Give every line of the records below as a JSON list of strings, one string per line, omitting blank lines.

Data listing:

================================

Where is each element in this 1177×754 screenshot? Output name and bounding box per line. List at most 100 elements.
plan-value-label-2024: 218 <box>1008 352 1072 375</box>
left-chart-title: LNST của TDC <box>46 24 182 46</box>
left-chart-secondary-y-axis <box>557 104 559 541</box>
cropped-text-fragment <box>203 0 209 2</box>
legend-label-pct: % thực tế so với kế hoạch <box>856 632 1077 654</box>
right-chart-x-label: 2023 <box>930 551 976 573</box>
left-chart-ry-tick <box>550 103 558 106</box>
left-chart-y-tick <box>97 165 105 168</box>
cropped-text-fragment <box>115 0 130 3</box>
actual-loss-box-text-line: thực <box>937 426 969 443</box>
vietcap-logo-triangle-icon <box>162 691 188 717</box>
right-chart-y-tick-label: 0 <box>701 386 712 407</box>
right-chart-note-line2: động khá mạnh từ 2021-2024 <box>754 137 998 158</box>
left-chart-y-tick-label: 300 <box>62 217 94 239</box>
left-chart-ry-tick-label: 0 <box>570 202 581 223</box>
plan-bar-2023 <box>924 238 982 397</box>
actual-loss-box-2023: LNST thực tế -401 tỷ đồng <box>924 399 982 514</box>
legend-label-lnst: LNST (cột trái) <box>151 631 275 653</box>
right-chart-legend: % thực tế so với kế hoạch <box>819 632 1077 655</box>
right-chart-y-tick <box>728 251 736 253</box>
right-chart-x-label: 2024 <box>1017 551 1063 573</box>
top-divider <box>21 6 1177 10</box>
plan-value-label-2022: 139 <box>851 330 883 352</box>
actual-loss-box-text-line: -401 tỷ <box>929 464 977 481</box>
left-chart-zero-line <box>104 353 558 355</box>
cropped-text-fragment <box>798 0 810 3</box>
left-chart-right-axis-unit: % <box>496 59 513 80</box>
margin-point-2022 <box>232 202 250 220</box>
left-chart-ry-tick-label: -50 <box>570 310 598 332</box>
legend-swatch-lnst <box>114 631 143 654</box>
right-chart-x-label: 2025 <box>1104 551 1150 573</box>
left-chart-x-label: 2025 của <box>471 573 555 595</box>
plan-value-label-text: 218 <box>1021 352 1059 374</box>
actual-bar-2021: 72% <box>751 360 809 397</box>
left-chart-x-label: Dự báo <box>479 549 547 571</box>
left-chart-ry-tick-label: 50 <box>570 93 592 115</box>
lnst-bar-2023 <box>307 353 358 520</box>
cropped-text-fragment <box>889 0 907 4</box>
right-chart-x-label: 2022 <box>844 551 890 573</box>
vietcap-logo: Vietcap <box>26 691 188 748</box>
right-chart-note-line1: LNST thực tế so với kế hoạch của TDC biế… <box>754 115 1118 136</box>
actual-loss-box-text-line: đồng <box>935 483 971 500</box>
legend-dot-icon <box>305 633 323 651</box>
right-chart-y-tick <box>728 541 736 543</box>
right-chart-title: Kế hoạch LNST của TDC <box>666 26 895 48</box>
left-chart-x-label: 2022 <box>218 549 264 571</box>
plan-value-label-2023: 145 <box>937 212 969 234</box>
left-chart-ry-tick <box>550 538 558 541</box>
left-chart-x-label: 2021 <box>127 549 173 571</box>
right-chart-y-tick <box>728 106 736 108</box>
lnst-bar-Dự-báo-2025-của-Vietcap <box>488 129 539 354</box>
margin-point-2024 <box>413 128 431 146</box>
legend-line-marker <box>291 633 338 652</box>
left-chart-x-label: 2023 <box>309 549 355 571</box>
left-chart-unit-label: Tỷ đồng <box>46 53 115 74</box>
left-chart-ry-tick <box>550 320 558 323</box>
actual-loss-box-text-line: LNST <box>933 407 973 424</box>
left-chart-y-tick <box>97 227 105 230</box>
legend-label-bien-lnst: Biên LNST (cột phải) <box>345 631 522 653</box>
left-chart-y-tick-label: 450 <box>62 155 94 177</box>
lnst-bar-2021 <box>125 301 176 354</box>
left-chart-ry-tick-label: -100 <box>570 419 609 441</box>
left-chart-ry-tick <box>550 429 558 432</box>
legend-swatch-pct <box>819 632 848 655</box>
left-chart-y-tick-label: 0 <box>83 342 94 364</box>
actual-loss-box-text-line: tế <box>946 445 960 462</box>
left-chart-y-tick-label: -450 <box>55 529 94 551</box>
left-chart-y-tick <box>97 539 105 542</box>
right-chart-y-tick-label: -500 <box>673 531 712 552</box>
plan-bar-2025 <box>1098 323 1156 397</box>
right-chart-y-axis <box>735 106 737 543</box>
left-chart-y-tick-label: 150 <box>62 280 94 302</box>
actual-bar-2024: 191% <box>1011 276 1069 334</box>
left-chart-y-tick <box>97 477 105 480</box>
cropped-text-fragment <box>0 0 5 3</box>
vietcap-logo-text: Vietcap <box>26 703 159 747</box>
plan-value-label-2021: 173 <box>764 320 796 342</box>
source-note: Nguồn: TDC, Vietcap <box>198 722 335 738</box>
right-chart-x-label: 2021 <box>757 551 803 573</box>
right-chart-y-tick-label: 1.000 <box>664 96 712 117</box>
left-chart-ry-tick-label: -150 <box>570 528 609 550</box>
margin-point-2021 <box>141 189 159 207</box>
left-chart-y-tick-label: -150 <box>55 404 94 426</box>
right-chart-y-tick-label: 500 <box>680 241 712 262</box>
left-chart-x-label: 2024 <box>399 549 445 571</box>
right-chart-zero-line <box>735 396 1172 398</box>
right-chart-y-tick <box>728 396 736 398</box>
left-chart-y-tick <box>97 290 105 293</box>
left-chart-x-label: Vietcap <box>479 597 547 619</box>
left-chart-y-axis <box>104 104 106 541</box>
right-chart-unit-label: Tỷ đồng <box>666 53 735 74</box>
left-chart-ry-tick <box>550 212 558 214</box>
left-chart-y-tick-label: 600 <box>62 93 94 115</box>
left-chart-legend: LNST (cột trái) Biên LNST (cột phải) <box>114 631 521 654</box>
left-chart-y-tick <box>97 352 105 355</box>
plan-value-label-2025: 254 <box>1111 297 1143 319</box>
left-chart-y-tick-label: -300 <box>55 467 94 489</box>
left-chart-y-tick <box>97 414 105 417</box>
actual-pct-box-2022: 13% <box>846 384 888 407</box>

================================

> [Exercise response]
[
  "Where is each element in this 1177×754 screenshot? Output name and bounding box per line. List at most 100 elements.",
  "plan-value-label-2024: 218 <box>1008 352 1072 375</box>",
  "left-chart-title: LNST của TDC <box>46 24 182 46</box>",
  "left-chart-secondary-y-axis <box>557 104 559 541</box>",
  "cropped-text-fragment <box>203 0 209 2</box>",
  "legend-label-pct: % thực tế so với kế hoạch <box>856 632 1077 654</box>",
  "right-chart-x-label: 2023 <box>930 551 976 573</box>",
  "left-chart-ry-tick <box>550 103 558 106</box>",
  "left-chart-y-tick <box>97 165 105 168</box>",
  "cropped-text-fragment <box>115 0 130 3</box>",
  "actual-loss-box-text-line: thực <box>937 426 969 443</box>",
  "vietcap-logo-triangle-icon <box>162 691 188 717</box>",
  "right-chart-y-tick-label: 0 <box>701 386 712 407</box>",
  "right-chart-note-line2: động khá mạnh từ 2021-2024 <box>754 137 998 158</box>",
  "left-chart-y-tick-label: 300 <box>62 217 94 239</box>",
  "left-chart-ry-tick-label: 0 <box>570 202 581 223</box>",
  "plan-bar-2023 <box>924 238 982 397</box>",
  "actual-loss-box-2023: LNST thực tế -401 tỷ đồng <box>924 399 982 514</box>",
  "legend-label-lnst: LNST (cột trái) <box>151 631 275 653</box>",
  "right-chart-legend: % thực tế so với kế hoạch <box>819 632 1077 655</box>",
  "right-chart-y-tick <box>728 251 736 253</box>",
  "right-chart-x-label: 2024 <box>1017 551 1063 573</box>",
  "top-divider <box>21 6 1177 10</box>",
  "plan-value-label-2022: 139 <box>851 330 883 352</box>",
  "actual-loss-box-text-line: -401 tỷ <box>929 464 977 481</box>",
  "left-chart-zero-line <box>104 353 558 355</box>",
  "cropped-text-fragment <box>798 0 810 3</box>",
  "left-chart-right-axis-unit: % <box>496 59 513 80</box>",
  "margin-point-2022 <box>232 202 250 220</box>",
  "left-chart-ry-tick-label: -50 <box>570 310 598 332</box>",
  "legend-swatch-lnst <box>114 631 143 654</box>",
  "right-chart-x-label: 2025 <box>1104 551 1150 573</box>",
  "left-chart-x-label: 2025 của <box>471 573 555 595</box>",
  "plan-value-label-text: 218 <box>1021 352 1059 374</box>",
  "actual-bar-2021: 72% <box>751 360 809 397</box>",
  "left-chart-x-label: Dự báo <box>479 549 547 571</box>",
  "left-chart-ry-tick-label: 50 <box>570 93 592 115</box>",
  "lnst-bar-2023 <box>307 353 358 520</box>",
  "cropped-text-fragment <box>889 0 907 4</box>",
  "right-chart-x-label: 2022 <box>844 551 890 573</box>",
  "vietcap-logo: Vietcap <box>26 691 188 748</box>",
  "right-chart-note-line1: LNST thực tế so với kế hoạch của TDC biế… <box>754 115 1118 136</box>",
  "actual-loss-box-text-line: đồng <box>935 483 971 500</box>",
  "legend-dot-icon <box>305 633 323 651</box>",
  "right-chart-y-tick <box>728 541 736 543</box>",
  "right-chart-title: Kế hoạch LNST của TDC <box>666 26 895 48</box>",
  "left-chart-x-label: 2022 <box>218 549 264 571</box>",
  "plan-value-label-2023: 145 <box>937 212 969 234</box>",
  "left-chart-ry-tick <box>550 538 558 541</box>",
  "left-chart-x-label: 2021 <box>127 549 173 571</box>",
  "right-chart-y-tick <box>728 106 736 108</box>",
  "lnst-bar-Dự-báo-2025-của-Vietcap <box>488 129 539 354</box>",
  "margin-point-2024 <box>413 128 431 146</box>",
  "legend-line-marker <box>291 633 338 652</box>",
  "left-chart-x-label: 2023 <box>309 549 355 571</box>",
  "left-chart-unit-label: Tỷ đồng <box>46 53 115 74</box>",
  "left-chart-ry-tick <box>550 320 558 323</box>",
  "actual-loss-box-text-line: LNST <box>933 407 973 424</box>",
  "left-chart-y-tick <box>97 227 105 230</box>",
  "legend-label-bien-lnst: Biên LNST (cột phải) <box>345 631 522 653</box>",
  "left-chart-y-tick-label: 450 <box>62 155 94 177</box>",
  "lnst-bar-2021 <box>125 301 176 354</box>",
  "left-chart-ry-tick-label: -100 <box>570 419 609 441</box>",
  "left-chart-ry-tick <box>550 429 558 432</box>",
  "legend-swatch-pct <box>819 632 848 655</box>",
  "left-chart-y-tick-label: 0 <box>83 342 94 364</box>",
  "actual-loss-box-text-line: tế <box>946 445 960 462</box>",
  "left-chart-y-tick-label: -450 <box>55 529 94 551</box>",
  "left-chart-y-tick <box>97 539 105 542</box>",
  "right-chart-y-tick-label: -500 <box>673 531 712 552</box>",
  "plan-bar-2025 <box>1098 323 1156 397</box>",
  "right-chart-y-axis <box>735 106 737 543</box>",
  "left-chart-y-tick-label: 150 <box>62 280 94 302</box>",
  "actual-bar-2024: 191% <box>1011 276 1069 334</box>",
  "left-chart-y-tick <box>97 477 105 480</box>",
  "cropped-text-fragment <box>0 0 5 3</box>",
  "vietcap-logo-text: Vietcap <box>26 703 159 747</box>",
  "plan-value-label-2021: 173 <box>764 320 796 342</box>",
  "source-note: Nguồn: TDC, Vietcap <box>198 722 335 738</box>",
  "right-chart-x-label: 2021 <box>757 551 803 573</box>",
  "right-chart-y-tick-label: 1.000 <box>664 96 712 117</box>",
  "left-chart-ry-tick-label: -150 <box>570 528 609 550</box>",
  "margin-point-2021 <box>141 189 159 207</box>",
  "left-chart-y-tick-label: -150 <box>55 404 94 426</box>",
  "right-chart-y-tick-label: 500 <box>680 241 712 262</box>",
  "left-chart-x-label: 2024 <box>399 549 445 571</box>",
  "right-chart-zero-line <box>735 396 1172 398</box>",
  "right-chart-y-tick <box>728 396 736 398</box>",
  "left-chart-y-tick <box>97 290 105 293</box>",
  "left-chart-x-label: Vietcap <box>479 597 547 619</box>",
  "left-chart-y-axis <box>104 104 106 541</box>",
  "right-chart-unit-label: Tỷ đồng <box>666 53 735 74</box>",
  "left-chart-ry-tick <box>550 212 558 214</box>",
  "left-chart-y-tick-label: 600 <box>62 93 94 115</box>",
  "left-chart-legend: LNST (cột trái) Biên LNST (cột phải) <box>114 631 521 654</box>",
  "left-chart-y-tick <box>97 352 105 355</box>",
  "plan-value-label-2025: 254 <box>1111 297 1143 319</box>",
  "left-chart-y-tick-label: -300 <box>55 467 94 489</box>",
  "left-chart-y-tick <box>97 414 105 417</box>",
  "actual-pct-box-2022: 13% <box>846 384 888 407</box>"
]